▶ PASSAGE PROVIDED:
• • •
New Getter Robo does cut down on the army bits, but then it also cuts down in a lot of classic Getter stuff. Can only put so much in so few episodes.
There's pretty much a lot of examples either way. There's no universal rule that a large group of weaker enemies must be threatening and at a certain point it stretches much credibility: how the hell are these weak groups acquiring all the items they need to do any damage?
Well the basic idea is that pointy sticks never become fully obsolete.
I thought it was availability. The XP required for levelling rapidly increases as you go up in level, yet the valid sources of experience diminish--essentially, you end up in a world where most enemies aren't challenging enough to learn anything. So you maintain an army of mostly level 1 warriors because they're capable of dealing with most low-level threats, and a large polity will have some medium and maybe high level characters around to deal with monster incursions etc. that are otherwise impossible to handle. It's pretty much how adventurers are justified: there aren't enough high level people available to DEAL with these and only relying on the few high levels leaves you with a defence full of holes that a low level army can actually rush through because the higher levels can't be everywhere at once.
XP to level goes up, XP available goes down, and higher levels are exponentially rarer. Having a high levelled wizard basically makes you a nuclear power, but that means you can afford bigger armies in the first place. One's more economical than the other.
You're assuming that everybody has to grow with exp.
But on their natural state, most monsters simply grow stronger (dragons) or just spawn strong. And sometimes they can multiply by themselves (slaad, wights). Wizards can create minions by a variety of ways. Any civilization will lose by simple attrition if they must wait until heroes level up by exp to be able to defend themselves from D&D's ecoloy.
Heroes are still quite important as high mobility strike forces, since it's a lot easier to transport a few high-level dudes around than hundreds/thousands of mooks. In particular when the mooks need to eat and breathe and stuff.
And "keeps them from being swarmed" is the point. You don't have highly powered characters utilising large amounts of weaker allies for the damage potential, it's so that they don't get bogged down and left vulnerable to other high powered characters or kept from reaching some objective in time. "Uncoordinated but large mobs being as inherently lethal as boss enemies" is a little strange at higher levels.
• • •
Collection entries
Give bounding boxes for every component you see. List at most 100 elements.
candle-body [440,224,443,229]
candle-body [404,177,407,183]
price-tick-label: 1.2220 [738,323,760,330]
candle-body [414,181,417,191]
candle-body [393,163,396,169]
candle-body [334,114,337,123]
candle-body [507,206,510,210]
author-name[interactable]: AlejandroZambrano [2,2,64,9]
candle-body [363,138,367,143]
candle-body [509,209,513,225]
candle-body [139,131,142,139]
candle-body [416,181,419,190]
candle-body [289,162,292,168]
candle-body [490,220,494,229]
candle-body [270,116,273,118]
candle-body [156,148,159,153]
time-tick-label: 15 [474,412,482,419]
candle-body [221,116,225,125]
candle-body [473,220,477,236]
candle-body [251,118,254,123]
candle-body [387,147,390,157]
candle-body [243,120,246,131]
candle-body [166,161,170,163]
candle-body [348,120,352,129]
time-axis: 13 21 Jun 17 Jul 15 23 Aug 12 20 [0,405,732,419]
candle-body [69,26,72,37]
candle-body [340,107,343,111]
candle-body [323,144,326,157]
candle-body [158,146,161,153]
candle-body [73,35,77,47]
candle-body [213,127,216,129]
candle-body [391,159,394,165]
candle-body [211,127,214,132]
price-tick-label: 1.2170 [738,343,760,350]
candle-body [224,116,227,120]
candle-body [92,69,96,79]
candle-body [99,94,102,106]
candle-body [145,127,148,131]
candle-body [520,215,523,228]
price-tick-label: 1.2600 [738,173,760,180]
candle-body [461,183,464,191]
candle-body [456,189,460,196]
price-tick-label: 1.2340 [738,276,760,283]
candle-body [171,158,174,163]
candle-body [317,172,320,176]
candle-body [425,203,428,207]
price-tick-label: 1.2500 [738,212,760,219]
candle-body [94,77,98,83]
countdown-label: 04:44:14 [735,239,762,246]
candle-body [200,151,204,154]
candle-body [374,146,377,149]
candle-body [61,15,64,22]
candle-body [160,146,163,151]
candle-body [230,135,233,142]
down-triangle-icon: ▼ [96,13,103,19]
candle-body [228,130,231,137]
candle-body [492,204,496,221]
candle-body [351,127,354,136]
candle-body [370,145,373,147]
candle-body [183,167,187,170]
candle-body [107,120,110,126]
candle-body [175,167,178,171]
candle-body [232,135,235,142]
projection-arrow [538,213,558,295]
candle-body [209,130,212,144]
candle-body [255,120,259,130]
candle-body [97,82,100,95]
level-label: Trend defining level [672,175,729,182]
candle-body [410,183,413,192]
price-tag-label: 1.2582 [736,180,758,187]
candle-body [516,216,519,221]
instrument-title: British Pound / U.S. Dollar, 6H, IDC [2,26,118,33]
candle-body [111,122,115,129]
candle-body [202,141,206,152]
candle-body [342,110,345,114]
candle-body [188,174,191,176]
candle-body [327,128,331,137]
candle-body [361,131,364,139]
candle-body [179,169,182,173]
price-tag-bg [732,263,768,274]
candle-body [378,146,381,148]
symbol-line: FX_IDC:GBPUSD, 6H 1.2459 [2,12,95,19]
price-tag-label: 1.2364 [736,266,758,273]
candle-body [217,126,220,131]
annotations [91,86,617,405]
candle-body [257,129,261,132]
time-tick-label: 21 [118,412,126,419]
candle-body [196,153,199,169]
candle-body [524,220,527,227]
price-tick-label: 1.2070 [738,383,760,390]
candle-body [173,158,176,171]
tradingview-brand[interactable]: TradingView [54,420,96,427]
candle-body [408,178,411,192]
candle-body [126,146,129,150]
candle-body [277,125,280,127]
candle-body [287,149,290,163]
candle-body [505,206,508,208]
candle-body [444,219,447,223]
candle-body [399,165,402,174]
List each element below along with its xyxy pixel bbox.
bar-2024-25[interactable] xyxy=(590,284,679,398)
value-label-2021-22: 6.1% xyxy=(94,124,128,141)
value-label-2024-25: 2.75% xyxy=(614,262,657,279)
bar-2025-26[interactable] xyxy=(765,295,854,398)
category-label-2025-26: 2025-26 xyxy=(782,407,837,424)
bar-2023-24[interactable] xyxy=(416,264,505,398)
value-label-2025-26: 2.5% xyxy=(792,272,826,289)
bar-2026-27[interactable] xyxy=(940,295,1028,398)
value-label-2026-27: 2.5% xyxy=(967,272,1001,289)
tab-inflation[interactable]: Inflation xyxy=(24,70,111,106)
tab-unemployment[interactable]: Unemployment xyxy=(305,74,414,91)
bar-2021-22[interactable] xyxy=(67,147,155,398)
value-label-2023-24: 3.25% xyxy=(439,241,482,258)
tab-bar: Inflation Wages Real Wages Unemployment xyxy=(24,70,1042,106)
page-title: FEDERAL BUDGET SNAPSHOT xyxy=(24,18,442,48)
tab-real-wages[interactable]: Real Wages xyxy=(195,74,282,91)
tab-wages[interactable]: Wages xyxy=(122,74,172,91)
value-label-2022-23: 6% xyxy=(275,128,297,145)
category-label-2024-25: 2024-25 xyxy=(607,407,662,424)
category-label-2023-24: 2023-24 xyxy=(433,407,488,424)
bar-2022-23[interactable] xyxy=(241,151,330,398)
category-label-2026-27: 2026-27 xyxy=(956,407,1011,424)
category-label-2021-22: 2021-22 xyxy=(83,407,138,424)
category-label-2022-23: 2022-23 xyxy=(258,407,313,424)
• • •
▶ WHAT TO PRODUCE:
Reproduce the passage on armies and high-level characters, everything from "XP to level" down to "from D&D's ecoloy.".

▶ SOLVED EXERCISE:
XP to level goes up, XP available goes down, and higher levels are exponentially rarer. Having a high levelled wizard basically makes you a nuclear power, but that means you can afford bigger armies in the first place. One's more economical than the other.
You're assuming that everybody has to grow with exp.
But on their natural state, most monsters simply grow stronger (dragons) or just spawn strong. And sometimes they can multiply by themselves (slaad, wights). Wizards can create minions by a variety of ways. Any civilization will lose by simple attrition if they must wait until heroes level up by exp to be able to defend themselves from D&D's ecoloy.